(Source records)
------

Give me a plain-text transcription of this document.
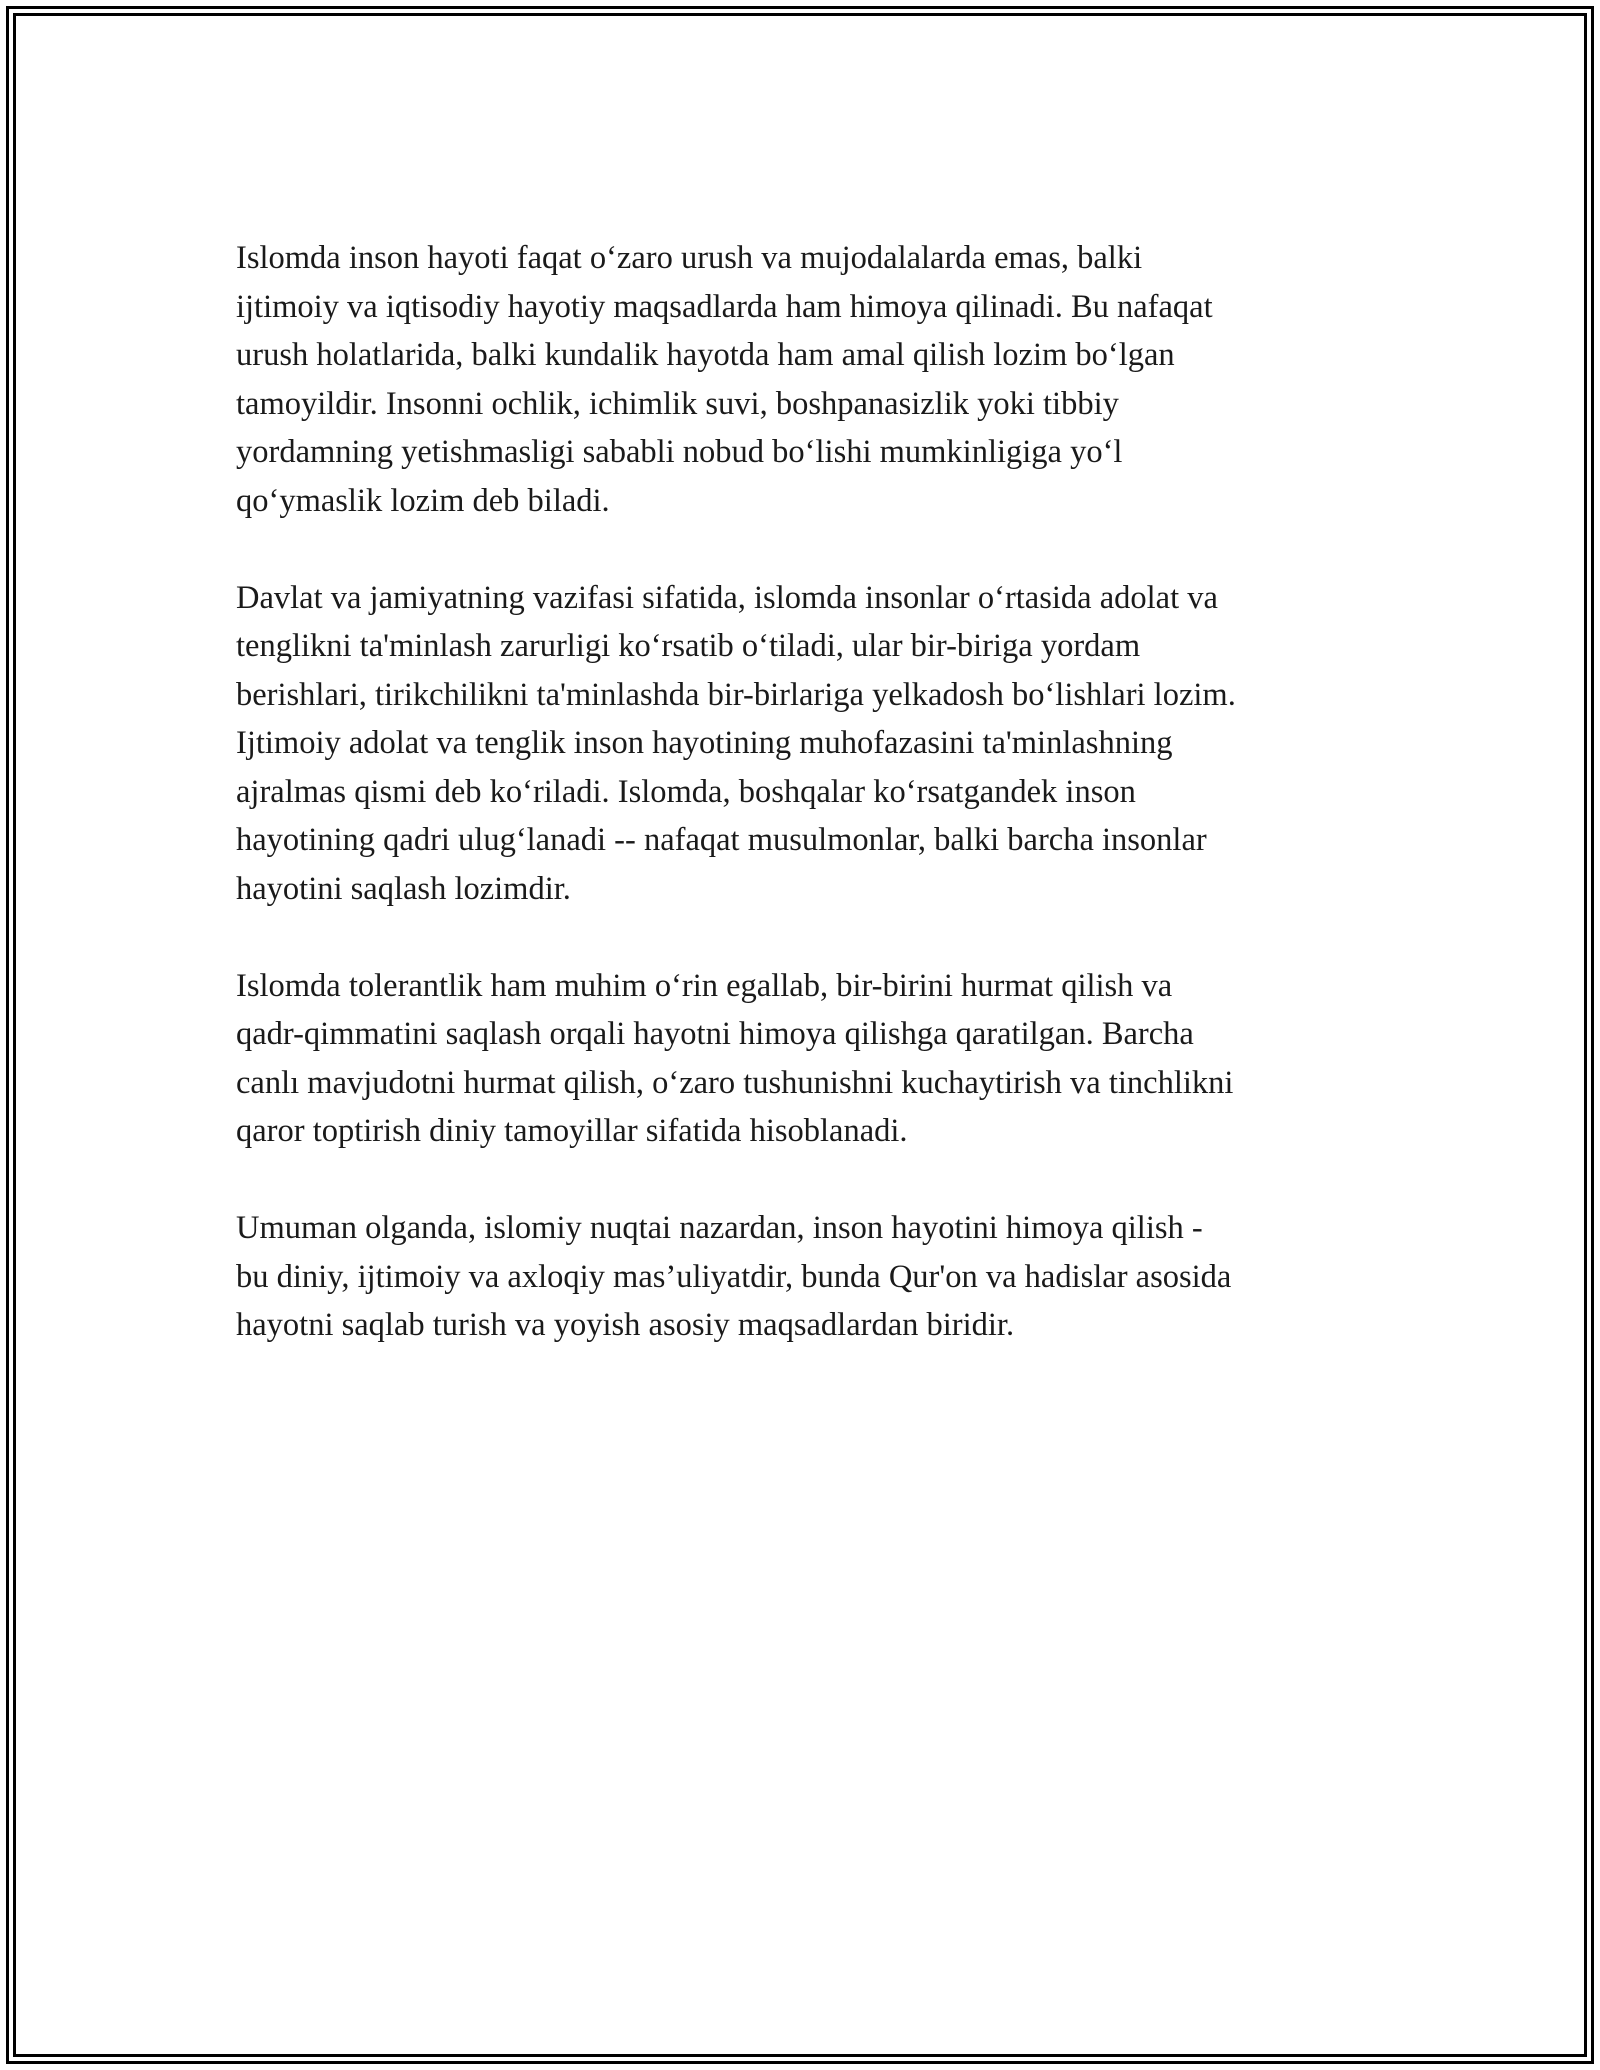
Islomda inson hayoti faqat o‘zaro urush va mujodalalarda emas, balki
ijtimoiy va iqtisodiy hayotiy maqsadlarda ham himoya qilinadi. Bu nafaqat
urush holatlarida, balki kundalik hayotda ham amal qilish lozim bo‘lgan
tamoyildir. Insonni ochlik, ichimlik suvi, boshpanasizlik yoki tibbiy
yordamning yetishmasligi sababli nobud bo‘lishi mumkinligiga yo‘l
qo‘ymaslik lozim deb biladi.

Davlat va jamiyatning vazifasi sifatida, islomda insonlar o‘rtasida adolat va
tenglikni ta'minlash zarurligi ko‘rsatib o‘tiladi, ular bir-biriga yordam
berishlari, tirikchilikni ta'minlashda bir-birlariga yelkadosh bo‘lishlari lozim.
Ijtimoiy adolat va tenglik inson hayotining muhofazasini ta'minlashning
ajralmas qismi deb ko‘riladi. Islomda, boshqalar ko‘rsatgandek inson
hayotining qadri ulug‘lanadi -- nafaqat musulmonlar, balki barcha insonlar
hayotini saqlash lozimdir.

Islomda tolerantlik ham muhim o‘rin egallab, bir-birini hurmat qilish va
qadr-qimmatini saqlash orqali hayotni himoya qilishga qaratilgan. Barcha
canlı mavjudotni hurmat qilish, o‘zaro tushunishni kuchaytirish va tinchlikni
qaror toptirish diniy tamoyillar sifatida hisoblanadi.

Umuman olganda, islomiy nuqtai nazardan, inson hayotini himoya qilish -
bu diniy, ijtimoiy va axloqiy mas’uliyatdir, bunda Qur'on va hadislar asosida
hayotni saqlab turish va yoyish asosiy maqsadlardan biridir.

------

Requirements =>
Print all of the records shown above exactly, leaving out each picture.

Task response =>
Give me a plain-text transcription of this document.
Islomda inson hayoti faqat o‘zaro urush va mujodalalarda emas, balki
ijtimoiy va iqtisodiy hayotiy maqsadlarda ham himoya qilinadi. Bu nafaqat
urush holatlarida, balki kundalik hayotda ham amal qilish lozim bo‘lgan
tamoyildir. Insonni ochlik, ichimlik suvi, boshpanasizlik yoki tibbiy
yordamning yetishmasligi sababli nobud bo‘lishi mumkinligiga yo‘l
qo‘ymaslik lozim deb biladi.

Davlat va jamiyatning vazifasi sifatida, islomda insonlar o‘rtasida adolat va
tenglikni ta'minlash zarurligi ko‘rsatib o‘tiladi, ular bir-biriga yordam
berishlari, tirikchilikni ta'minlashda bir-birlariga yelkadosh bo‘lishlari lozim.
Ijtimoiy adolat va tenglik inson hayotining muhofazasini ta'minlashning
ajralmas qismi deb ko‘riladi. Islomda, boshqalar ko‘rsatgandek inson
hayotining qadri ulug‘lanadi -- nafaqat musulmonlar, balki barcha insonlar
hayotini saqlash lozimdir.

Islomda tolerantlik ham muhim o‘rin egallab, bir-birini hurmat qilish va
qadr-qimmatini saqlash orqali hayotni himoya qilishga qaratilgan. Barcha
canlı mavjudotni hurmat qilish, o‘zaro tushunishni kuchaytirish va tinchlikni
qaror toptirish diniy tamoyillar sifatida hisoblanadi.

Umuman olganda, islomiy nuqtai nazardan, inson hayotini himoya qilish -
bu diniy, ijtimoiy va axloqiy mas’uliyatdir, bunda Qur'on va hadislar asosida
hayotni saqlab turish va yoyish asosiy maqsadlardan biridir.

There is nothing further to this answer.